Short problem: Track down each line that has the word "Chincoya" and copy it.

* start *

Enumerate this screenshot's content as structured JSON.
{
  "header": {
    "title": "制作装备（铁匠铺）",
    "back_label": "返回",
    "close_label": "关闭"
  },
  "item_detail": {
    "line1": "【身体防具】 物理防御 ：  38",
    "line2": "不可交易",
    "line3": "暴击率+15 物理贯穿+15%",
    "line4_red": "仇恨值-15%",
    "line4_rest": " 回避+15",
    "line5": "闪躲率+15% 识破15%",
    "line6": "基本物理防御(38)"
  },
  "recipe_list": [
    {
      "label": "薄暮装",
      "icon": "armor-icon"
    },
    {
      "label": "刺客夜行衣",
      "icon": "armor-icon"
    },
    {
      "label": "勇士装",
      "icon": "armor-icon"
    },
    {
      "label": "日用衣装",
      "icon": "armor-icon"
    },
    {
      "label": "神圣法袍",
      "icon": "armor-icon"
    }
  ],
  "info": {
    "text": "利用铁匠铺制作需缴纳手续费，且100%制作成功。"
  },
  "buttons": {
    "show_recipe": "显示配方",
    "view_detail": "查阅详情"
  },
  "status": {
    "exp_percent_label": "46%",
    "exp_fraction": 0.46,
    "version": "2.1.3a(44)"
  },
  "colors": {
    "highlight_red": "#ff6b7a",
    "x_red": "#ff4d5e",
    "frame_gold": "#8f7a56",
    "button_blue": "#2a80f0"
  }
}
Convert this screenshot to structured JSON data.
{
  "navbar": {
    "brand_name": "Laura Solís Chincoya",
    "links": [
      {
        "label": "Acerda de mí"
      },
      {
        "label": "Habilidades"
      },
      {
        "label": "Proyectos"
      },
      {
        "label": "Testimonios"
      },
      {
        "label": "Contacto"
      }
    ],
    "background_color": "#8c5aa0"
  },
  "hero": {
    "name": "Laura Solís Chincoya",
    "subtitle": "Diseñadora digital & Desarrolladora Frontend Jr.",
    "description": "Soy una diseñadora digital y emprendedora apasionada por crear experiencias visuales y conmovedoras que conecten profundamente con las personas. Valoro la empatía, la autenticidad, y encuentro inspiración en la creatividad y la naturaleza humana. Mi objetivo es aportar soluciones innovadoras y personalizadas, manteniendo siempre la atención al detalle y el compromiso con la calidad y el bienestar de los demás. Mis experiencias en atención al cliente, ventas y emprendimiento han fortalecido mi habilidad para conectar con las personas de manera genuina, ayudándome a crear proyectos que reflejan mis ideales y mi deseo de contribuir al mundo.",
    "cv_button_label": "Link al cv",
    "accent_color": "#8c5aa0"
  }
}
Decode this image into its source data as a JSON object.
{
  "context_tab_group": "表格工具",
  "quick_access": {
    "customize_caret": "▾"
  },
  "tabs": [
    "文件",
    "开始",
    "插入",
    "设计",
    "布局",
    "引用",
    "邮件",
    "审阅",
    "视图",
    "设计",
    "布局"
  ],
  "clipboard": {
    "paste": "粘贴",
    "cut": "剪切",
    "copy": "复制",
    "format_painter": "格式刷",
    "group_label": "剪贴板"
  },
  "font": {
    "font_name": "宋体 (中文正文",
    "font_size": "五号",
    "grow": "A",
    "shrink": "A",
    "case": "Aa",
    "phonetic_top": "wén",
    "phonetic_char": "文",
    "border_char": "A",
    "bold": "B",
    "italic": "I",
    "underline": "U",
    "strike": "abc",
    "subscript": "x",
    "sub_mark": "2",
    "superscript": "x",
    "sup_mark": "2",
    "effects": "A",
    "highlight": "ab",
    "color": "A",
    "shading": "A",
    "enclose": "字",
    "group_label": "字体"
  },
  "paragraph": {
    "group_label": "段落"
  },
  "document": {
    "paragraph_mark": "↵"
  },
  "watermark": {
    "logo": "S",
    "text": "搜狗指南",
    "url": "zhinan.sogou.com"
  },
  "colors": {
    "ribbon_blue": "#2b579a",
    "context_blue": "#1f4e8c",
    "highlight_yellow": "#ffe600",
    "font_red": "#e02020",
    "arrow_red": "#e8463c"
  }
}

* end *

Complete answer:
    "brand_name": "Laura Solís Chincoya",
    "name": "Laura Solís Chincoya",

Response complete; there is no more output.